### Information provided:
--------------------------------------------------
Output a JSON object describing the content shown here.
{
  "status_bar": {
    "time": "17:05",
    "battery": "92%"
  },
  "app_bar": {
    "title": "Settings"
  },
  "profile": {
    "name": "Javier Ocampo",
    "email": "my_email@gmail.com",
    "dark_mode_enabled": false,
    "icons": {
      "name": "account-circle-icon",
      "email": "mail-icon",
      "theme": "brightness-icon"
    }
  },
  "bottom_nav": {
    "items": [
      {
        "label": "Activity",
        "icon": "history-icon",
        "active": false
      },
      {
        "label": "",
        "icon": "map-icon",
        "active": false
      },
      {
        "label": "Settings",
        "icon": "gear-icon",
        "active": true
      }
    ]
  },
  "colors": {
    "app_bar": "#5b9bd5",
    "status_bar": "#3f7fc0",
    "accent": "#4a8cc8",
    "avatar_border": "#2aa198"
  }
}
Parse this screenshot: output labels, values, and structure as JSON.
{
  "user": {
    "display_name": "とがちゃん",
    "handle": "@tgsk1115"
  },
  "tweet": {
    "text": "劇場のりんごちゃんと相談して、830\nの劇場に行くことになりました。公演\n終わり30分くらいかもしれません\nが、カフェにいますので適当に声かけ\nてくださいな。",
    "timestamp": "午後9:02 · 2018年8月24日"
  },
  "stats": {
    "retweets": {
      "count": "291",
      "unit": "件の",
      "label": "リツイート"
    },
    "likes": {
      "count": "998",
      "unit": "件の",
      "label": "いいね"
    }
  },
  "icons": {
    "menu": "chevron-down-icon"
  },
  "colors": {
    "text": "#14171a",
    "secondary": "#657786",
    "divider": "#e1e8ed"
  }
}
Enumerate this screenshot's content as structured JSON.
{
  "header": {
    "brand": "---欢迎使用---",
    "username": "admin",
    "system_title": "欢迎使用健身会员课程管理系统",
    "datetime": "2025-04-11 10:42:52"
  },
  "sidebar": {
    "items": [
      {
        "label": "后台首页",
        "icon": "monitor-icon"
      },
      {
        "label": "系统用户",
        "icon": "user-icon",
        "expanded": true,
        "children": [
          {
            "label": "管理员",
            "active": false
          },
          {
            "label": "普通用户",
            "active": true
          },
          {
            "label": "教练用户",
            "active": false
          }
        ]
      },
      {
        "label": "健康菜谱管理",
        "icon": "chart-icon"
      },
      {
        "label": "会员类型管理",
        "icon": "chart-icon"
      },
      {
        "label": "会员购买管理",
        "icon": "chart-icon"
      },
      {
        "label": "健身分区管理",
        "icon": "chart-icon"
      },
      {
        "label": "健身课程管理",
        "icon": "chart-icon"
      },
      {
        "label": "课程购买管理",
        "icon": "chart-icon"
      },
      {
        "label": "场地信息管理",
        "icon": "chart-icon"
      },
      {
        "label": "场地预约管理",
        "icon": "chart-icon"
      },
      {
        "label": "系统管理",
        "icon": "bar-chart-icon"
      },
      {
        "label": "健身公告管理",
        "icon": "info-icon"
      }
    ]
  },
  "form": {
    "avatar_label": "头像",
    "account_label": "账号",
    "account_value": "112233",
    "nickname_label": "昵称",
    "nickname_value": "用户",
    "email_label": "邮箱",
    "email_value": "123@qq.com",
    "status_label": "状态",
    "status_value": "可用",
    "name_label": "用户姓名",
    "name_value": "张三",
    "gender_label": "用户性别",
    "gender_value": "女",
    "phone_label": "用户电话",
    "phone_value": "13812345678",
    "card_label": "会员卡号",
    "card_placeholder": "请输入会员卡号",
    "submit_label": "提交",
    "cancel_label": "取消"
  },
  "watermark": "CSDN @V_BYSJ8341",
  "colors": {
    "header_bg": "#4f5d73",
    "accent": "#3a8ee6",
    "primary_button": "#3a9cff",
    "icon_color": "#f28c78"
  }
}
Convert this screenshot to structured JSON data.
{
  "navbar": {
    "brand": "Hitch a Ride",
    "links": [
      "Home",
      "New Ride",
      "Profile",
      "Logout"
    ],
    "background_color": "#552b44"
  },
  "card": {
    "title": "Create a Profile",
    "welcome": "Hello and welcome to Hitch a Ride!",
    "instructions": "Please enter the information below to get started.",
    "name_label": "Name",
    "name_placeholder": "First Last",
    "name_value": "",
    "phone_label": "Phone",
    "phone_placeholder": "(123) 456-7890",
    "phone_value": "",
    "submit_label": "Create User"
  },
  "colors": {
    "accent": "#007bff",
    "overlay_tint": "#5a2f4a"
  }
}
--------------------------------------------------
Write out every line from the entries where "content" appears.

Output a JSON object describing the content shown here.
Enumerate this screenshot's content as structured JSON.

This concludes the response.